── Given records

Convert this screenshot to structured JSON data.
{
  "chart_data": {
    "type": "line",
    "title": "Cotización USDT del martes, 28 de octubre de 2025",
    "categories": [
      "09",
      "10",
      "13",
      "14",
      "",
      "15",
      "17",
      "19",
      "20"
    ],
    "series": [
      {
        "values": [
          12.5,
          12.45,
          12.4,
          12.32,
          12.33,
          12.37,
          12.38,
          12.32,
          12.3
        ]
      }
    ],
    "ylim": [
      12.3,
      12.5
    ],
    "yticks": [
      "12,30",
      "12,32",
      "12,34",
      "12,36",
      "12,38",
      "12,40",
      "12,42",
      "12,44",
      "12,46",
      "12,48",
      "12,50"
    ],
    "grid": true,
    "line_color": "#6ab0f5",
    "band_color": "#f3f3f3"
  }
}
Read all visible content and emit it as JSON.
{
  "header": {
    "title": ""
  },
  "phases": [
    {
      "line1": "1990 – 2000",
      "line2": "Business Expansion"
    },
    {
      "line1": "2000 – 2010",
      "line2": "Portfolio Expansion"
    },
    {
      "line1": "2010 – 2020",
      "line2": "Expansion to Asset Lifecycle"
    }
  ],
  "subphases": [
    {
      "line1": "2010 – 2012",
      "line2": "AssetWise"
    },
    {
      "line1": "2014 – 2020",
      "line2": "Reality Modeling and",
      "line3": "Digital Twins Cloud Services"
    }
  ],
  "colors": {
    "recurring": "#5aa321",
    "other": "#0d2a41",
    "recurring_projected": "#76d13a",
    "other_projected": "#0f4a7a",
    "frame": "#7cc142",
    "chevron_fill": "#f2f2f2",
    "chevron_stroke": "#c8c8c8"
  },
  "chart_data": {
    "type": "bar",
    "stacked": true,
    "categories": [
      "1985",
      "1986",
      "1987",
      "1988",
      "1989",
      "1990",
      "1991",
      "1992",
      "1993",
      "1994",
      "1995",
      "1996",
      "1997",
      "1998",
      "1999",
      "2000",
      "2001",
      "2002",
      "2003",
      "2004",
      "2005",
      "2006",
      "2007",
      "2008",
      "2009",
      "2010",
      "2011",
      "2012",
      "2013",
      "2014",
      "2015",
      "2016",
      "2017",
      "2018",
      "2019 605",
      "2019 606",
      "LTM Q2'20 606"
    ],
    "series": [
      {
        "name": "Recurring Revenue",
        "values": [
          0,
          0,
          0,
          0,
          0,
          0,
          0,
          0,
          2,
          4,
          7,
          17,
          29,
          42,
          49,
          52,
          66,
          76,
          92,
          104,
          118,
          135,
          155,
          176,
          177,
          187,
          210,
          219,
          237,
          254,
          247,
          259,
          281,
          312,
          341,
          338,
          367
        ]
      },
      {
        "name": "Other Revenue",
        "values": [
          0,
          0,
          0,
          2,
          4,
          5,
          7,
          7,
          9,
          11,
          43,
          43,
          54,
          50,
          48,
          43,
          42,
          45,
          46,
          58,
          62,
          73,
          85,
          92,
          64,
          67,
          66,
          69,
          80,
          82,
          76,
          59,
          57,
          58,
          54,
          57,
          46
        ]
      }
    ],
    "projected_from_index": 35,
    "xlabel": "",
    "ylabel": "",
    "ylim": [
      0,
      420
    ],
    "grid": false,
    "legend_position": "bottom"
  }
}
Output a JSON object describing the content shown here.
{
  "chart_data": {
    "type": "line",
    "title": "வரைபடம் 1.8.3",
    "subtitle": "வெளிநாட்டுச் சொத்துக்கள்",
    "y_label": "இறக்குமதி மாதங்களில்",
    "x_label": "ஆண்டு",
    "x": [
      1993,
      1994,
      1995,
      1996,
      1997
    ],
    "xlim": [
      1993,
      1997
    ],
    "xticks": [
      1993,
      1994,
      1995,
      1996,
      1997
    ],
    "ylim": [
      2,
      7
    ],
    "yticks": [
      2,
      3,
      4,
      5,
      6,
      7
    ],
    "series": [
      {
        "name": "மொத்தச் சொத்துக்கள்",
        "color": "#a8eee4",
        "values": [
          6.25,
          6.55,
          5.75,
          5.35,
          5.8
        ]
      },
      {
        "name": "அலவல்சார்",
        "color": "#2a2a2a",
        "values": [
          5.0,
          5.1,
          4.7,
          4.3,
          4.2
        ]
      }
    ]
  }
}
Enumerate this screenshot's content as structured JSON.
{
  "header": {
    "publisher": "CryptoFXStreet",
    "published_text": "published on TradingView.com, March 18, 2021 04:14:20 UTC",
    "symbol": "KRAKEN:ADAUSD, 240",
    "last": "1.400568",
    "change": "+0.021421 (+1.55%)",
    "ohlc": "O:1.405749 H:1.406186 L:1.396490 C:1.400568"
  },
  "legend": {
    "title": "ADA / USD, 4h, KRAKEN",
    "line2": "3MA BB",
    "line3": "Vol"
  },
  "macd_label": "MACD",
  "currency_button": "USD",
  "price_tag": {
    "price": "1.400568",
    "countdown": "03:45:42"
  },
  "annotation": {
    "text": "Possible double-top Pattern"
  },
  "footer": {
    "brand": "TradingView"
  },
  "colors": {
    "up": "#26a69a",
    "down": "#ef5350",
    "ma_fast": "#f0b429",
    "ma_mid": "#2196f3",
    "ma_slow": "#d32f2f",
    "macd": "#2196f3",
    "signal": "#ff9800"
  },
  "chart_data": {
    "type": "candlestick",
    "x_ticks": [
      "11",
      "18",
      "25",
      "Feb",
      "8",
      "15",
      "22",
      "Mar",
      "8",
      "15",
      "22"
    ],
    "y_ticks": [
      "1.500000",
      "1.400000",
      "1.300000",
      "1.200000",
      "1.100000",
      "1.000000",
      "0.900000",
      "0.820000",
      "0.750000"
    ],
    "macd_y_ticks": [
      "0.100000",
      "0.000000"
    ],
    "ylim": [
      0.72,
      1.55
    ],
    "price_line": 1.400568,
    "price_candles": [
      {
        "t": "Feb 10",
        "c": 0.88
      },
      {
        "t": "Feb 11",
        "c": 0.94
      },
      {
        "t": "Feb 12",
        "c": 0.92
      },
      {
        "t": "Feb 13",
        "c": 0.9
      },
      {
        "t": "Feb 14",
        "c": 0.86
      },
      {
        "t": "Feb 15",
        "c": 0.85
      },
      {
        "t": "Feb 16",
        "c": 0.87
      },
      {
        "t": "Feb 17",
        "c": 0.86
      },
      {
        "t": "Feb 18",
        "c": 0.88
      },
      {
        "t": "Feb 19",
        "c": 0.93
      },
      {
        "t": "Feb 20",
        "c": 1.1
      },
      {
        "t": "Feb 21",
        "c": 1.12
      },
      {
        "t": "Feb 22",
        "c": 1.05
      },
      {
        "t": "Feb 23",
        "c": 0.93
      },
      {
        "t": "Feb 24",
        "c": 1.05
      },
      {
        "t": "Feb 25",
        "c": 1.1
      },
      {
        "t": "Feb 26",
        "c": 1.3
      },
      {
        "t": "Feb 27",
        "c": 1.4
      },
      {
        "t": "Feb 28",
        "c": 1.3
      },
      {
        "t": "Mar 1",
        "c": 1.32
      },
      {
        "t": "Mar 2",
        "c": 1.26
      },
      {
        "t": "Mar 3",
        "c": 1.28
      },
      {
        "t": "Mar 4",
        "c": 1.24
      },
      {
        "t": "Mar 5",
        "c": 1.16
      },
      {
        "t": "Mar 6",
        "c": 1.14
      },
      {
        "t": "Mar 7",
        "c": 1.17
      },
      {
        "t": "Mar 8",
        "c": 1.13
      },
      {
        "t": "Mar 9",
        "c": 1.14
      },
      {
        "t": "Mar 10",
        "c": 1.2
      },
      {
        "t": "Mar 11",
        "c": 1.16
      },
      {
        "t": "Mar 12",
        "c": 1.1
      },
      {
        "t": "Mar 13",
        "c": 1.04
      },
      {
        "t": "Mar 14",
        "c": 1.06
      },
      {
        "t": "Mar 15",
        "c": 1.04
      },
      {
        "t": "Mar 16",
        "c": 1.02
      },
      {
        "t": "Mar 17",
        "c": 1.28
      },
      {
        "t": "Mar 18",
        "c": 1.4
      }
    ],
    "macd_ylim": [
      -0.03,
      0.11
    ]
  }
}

────

Prompt: Search the data for the word "type" and copy each line where it appears.

The completed task:
    "type": "line",
    "type": "bar",
    "type": "line",
    "type": "candlestick",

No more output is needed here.